Supplied material:
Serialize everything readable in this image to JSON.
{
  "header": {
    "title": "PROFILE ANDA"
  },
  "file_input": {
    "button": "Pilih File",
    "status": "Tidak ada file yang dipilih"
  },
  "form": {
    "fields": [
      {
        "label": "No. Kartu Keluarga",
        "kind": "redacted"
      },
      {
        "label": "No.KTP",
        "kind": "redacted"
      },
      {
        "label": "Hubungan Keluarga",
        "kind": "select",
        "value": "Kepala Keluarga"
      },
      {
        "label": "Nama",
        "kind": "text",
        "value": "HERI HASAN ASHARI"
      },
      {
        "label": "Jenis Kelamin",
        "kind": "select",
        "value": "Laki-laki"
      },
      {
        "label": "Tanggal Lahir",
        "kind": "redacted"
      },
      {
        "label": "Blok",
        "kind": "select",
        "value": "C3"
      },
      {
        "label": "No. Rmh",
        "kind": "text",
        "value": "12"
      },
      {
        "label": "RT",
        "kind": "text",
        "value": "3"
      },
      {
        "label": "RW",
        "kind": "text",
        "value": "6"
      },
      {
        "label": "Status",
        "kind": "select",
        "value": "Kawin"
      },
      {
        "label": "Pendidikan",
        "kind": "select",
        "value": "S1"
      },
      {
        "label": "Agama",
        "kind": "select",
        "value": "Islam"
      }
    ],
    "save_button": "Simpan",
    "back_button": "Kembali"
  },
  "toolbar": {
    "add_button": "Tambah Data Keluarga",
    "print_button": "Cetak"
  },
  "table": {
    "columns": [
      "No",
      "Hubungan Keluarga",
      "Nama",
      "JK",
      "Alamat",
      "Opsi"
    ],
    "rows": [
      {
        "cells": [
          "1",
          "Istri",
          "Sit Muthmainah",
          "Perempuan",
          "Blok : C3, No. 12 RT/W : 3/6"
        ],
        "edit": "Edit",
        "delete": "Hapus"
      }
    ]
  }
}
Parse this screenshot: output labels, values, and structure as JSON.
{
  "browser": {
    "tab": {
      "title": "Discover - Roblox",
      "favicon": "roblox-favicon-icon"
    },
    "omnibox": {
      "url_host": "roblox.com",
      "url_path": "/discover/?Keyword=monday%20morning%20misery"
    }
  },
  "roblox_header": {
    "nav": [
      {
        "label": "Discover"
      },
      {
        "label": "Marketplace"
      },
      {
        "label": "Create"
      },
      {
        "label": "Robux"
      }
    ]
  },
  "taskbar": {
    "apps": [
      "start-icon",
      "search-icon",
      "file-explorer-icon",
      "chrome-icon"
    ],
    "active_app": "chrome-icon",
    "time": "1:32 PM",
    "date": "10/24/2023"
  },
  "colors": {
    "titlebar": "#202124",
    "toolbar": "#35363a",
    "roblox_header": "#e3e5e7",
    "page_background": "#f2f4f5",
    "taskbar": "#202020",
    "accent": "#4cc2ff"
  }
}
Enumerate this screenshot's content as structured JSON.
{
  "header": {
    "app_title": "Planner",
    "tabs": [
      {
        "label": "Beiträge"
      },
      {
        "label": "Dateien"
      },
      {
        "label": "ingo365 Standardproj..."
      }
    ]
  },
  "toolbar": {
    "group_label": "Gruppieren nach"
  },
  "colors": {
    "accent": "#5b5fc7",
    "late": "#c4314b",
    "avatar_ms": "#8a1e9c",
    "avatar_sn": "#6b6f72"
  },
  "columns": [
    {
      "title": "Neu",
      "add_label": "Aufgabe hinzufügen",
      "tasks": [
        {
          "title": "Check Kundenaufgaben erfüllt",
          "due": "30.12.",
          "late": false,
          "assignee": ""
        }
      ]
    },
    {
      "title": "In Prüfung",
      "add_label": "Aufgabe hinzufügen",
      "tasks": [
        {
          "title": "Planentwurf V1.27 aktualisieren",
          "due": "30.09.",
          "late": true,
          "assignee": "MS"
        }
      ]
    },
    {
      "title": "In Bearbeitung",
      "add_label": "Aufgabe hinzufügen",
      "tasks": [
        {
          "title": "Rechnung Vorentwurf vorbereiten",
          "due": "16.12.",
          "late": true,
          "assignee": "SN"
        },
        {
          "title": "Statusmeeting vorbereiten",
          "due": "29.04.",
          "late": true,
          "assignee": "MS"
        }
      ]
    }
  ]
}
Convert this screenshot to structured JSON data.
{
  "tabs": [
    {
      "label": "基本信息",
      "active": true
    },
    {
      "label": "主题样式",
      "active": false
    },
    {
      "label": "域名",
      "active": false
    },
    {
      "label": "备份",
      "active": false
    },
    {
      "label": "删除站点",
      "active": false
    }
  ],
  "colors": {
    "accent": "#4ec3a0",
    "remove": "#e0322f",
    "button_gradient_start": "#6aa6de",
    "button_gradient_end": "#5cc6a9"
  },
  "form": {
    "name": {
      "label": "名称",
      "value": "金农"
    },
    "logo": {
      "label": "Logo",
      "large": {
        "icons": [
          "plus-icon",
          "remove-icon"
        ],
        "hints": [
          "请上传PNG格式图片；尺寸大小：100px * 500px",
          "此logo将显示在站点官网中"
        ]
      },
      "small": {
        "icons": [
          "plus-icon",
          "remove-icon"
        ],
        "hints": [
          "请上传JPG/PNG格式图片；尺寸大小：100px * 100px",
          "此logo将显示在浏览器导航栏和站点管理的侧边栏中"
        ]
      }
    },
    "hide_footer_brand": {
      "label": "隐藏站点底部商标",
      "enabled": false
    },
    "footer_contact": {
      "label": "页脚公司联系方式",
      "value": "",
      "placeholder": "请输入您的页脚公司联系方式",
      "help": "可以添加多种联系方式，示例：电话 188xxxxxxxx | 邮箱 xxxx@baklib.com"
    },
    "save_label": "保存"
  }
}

Short exercise: Gather from the entries above all lines that include the string "assignee".

Written reply:
          "assignee": ""
          "assignee": "MS"
          "assignee": "SN"
          "assignee": "MS"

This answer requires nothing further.